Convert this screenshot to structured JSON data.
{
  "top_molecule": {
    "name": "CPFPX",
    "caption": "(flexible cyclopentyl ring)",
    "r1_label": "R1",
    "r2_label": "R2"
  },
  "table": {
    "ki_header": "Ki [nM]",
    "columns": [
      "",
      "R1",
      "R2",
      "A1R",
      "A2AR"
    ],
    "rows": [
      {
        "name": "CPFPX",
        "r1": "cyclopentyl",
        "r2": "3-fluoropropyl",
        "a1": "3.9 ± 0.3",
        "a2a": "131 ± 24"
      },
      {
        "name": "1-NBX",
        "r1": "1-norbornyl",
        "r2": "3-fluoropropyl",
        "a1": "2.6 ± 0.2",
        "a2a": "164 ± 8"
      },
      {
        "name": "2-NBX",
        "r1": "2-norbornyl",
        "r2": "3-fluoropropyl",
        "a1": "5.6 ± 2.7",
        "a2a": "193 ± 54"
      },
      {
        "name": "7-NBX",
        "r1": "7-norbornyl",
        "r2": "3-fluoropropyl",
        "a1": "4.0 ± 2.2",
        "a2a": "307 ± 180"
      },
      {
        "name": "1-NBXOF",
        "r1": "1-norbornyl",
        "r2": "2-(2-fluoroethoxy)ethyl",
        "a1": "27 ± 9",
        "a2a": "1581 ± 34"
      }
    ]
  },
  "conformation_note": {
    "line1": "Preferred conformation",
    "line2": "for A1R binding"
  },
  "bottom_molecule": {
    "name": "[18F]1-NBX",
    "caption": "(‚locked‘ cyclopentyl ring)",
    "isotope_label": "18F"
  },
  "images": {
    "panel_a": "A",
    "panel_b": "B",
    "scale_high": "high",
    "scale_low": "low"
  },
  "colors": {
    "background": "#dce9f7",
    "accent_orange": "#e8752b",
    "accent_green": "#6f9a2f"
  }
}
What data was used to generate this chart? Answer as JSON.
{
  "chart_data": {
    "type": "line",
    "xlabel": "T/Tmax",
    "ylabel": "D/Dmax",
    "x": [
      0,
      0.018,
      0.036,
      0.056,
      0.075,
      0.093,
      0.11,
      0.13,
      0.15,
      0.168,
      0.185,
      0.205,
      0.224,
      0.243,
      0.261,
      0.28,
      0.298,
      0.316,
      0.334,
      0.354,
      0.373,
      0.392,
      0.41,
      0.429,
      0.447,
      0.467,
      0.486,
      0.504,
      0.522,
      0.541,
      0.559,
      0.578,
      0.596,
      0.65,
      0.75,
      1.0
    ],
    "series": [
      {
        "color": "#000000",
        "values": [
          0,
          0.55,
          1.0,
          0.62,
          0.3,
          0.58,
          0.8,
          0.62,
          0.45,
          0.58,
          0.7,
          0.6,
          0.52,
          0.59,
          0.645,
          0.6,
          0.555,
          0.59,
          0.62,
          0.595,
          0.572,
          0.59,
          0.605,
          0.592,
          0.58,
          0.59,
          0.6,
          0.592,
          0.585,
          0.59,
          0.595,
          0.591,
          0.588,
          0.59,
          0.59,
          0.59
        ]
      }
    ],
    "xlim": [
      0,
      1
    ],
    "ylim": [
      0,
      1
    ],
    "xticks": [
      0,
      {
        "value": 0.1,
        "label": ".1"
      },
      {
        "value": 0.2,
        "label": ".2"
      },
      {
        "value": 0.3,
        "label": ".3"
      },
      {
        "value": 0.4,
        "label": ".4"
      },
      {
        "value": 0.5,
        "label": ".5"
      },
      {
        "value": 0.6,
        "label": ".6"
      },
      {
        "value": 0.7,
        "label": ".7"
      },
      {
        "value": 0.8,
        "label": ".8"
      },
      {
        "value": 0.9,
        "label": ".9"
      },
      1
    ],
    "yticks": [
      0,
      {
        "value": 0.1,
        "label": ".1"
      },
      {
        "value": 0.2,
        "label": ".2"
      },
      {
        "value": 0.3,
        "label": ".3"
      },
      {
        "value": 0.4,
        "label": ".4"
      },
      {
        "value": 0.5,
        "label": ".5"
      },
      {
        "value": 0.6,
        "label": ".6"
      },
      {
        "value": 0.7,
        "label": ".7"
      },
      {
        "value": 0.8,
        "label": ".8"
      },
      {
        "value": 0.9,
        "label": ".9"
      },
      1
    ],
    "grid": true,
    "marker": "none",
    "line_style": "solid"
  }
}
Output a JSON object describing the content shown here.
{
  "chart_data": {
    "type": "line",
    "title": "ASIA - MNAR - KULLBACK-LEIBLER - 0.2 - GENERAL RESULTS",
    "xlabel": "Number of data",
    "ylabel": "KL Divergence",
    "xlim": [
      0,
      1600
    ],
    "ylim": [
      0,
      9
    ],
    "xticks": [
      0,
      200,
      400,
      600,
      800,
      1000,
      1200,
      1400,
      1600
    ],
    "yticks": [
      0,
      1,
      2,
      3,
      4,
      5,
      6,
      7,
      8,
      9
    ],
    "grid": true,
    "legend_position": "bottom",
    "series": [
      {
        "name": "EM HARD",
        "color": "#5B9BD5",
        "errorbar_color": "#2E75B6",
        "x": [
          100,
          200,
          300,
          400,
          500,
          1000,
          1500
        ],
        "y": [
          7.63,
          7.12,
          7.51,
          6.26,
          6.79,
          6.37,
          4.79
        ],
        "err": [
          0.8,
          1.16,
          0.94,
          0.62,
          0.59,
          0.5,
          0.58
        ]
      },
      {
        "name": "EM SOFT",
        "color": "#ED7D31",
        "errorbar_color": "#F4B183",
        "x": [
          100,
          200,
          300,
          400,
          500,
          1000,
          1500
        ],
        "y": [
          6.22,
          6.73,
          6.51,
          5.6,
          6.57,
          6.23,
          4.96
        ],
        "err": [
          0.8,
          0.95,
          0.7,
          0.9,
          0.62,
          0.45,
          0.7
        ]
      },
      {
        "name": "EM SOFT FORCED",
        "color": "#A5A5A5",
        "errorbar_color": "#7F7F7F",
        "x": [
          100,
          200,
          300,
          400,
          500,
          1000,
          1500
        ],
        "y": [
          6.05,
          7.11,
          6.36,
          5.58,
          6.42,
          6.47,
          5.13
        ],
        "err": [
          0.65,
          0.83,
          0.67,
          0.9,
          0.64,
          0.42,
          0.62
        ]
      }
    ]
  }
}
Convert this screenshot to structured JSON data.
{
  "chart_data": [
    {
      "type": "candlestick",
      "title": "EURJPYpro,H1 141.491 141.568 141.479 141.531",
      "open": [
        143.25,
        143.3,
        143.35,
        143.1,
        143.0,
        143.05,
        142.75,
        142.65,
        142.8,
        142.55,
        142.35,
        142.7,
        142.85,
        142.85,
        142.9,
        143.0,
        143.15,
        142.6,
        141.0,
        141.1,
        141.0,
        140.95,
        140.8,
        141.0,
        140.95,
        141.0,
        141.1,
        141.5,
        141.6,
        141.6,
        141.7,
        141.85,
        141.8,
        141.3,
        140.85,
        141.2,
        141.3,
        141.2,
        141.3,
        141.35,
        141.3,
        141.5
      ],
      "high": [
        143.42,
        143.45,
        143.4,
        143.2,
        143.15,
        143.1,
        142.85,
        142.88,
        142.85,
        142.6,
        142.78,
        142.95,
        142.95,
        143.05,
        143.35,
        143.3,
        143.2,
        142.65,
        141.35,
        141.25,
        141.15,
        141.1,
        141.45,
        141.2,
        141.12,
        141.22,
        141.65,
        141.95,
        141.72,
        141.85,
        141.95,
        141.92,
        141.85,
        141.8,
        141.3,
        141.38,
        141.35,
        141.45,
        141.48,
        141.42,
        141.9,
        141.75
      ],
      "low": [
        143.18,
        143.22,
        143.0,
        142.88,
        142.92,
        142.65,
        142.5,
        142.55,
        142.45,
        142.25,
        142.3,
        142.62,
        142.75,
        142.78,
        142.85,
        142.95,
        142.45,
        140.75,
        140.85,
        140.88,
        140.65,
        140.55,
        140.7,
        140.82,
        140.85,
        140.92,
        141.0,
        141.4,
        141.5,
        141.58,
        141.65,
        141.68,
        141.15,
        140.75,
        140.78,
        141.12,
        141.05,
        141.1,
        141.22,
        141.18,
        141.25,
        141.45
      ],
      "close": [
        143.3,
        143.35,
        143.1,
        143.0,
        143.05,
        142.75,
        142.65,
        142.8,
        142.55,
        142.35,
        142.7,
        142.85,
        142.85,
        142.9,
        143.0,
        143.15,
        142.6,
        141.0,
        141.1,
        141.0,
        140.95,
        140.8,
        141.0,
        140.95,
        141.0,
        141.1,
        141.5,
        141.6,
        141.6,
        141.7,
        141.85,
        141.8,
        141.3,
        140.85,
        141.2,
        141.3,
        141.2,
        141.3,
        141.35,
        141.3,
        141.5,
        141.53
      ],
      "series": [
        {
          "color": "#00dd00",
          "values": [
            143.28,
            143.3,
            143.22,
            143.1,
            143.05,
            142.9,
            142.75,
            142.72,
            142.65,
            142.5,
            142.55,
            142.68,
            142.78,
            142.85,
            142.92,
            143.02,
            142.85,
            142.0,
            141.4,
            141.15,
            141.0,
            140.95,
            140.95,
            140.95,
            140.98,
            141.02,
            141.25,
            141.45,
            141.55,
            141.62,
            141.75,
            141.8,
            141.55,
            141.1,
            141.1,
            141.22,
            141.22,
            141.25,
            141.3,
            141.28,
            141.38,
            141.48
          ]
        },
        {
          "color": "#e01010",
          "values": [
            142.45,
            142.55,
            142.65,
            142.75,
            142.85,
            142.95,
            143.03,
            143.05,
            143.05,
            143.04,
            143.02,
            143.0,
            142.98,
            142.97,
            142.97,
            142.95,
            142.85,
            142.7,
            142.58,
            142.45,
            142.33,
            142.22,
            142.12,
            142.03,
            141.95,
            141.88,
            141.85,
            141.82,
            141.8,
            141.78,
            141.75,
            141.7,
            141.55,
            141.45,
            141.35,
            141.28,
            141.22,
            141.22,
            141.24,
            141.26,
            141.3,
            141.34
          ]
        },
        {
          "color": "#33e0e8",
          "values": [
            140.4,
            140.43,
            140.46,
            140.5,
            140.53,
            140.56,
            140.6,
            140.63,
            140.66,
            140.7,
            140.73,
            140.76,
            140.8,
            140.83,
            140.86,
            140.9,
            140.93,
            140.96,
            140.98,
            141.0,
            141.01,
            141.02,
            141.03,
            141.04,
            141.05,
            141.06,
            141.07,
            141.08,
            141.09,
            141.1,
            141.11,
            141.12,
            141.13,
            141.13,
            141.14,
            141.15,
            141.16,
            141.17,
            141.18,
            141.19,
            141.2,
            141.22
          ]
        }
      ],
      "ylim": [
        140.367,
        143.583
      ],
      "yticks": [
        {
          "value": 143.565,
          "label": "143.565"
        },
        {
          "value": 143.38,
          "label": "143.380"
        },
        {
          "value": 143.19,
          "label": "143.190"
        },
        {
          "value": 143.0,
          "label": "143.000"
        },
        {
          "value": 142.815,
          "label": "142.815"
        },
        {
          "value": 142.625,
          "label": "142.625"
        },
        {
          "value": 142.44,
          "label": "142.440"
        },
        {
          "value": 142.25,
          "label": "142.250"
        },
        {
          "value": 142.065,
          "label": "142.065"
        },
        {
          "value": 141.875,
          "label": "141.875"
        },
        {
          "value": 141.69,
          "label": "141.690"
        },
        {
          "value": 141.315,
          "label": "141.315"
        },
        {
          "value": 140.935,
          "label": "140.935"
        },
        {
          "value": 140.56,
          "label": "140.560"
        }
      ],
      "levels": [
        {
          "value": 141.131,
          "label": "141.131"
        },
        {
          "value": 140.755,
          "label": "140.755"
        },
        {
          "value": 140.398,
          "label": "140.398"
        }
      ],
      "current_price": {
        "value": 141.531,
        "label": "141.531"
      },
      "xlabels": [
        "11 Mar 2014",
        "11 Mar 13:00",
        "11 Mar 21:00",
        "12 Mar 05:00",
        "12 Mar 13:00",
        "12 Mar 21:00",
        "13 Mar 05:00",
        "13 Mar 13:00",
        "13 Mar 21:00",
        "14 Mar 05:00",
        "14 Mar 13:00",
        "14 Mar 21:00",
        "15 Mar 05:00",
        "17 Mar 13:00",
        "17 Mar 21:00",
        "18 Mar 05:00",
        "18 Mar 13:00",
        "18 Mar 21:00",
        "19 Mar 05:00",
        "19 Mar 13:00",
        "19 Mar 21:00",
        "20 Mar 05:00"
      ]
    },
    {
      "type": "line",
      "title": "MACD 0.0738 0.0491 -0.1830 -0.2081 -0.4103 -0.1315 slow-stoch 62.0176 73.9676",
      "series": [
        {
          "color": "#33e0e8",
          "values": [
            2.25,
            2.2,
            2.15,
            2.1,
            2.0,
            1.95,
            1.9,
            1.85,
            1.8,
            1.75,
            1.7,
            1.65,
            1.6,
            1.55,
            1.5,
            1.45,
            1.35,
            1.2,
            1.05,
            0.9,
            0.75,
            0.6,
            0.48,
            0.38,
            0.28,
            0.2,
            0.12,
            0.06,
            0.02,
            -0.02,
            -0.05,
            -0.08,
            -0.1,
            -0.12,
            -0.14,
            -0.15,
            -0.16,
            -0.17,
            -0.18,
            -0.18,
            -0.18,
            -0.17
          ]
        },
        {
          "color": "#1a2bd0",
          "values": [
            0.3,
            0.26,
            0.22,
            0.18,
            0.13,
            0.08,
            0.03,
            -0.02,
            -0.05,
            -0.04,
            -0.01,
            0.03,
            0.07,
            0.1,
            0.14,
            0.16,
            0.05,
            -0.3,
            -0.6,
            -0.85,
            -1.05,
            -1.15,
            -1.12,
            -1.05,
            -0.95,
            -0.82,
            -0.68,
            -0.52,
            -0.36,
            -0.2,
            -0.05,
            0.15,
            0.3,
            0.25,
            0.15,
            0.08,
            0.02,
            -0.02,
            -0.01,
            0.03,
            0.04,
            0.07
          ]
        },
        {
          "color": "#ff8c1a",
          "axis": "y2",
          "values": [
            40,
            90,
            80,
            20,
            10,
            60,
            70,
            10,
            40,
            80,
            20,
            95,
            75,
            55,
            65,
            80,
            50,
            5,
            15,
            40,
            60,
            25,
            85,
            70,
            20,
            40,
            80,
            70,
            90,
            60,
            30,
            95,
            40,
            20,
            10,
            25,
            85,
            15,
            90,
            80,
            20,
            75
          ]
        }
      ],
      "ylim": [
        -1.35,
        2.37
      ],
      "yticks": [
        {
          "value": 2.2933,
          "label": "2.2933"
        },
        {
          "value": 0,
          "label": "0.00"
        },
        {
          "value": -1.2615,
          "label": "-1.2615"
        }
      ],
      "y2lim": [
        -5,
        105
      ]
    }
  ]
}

----

→ YOUR OBJECTIVE
Extract from the material all lines containing the string "caption".

→ SOLVED EXERCISE
    "caption": "(flexible cyclopentyl ring)",
    "caption": "(‚locked‘ cyclopentyl ring)",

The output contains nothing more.